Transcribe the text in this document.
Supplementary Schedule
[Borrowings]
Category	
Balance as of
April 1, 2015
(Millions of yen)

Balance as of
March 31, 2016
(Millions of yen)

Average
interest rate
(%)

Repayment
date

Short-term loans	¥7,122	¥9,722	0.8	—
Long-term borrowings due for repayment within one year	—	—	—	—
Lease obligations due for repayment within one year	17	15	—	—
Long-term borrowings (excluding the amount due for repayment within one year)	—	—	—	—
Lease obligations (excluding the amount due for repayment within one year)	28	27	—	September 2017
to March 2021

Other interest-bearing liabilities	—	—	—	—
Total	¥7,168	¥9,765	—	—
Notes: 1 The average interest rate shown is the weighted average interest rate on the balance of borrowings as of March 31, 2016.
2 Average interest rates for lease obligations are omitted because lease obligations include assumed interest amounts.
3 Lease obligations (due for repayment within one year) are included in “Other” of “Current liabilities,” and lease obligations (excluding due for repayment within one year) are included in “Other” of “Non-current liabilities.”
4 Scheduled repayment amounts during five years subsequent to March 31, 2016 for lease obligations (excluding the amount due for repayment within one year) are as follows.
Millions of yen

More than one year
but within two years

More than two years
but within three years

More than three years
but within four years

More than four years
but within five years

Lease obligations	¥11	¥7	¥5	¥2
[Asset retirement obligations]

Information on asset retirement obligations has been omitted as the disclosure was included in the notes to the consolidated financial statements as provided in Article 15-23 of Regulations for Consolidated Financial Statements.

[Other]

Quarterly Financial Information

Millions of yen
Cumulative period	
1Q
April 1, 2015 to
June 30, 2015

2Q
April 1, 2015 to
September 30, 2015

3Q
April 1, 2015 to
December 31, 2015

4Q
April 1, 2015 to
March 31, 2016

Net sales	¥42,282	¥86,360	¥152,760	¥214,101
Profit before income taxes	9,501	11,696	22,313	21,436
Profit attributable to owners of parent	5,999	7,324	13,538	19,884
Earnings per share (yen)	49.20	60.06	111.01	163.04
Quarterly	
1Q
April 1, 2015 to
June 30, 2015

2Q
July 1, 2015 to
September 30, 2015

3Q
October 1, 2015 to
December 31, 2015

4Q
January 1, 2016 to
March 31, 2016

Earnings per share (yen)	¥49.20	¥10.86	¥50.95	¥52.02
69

WRITTEN PROBLEM
Above are the records; copy every line in them that holds the word "within".

THE RESULT
Long-term borrowings due for repayment within one year	—	—	—	—
Lease obligations due for repayment within one year	17	15	—	—
Long-term borrowings (excluding the amount due for repayment within one year)	—	—	—	—
Lease obligations (excluding the amount due for repayment within one year)	28	27	—	September 2017
3 Lease obligations (due for repayment within one year) are included in “Other” of “Current liabilities,” and lease obligations (excluding due for repayment within one year) are included in “Other” of “Non-current liabilities.”
4 Scheduled repayment amounts during five years subsequent to March 31, 2016 for lease obligations (excluding the amount due for repayment within one year) are as follows.
but within two years
but within three years
but within four years
but within five years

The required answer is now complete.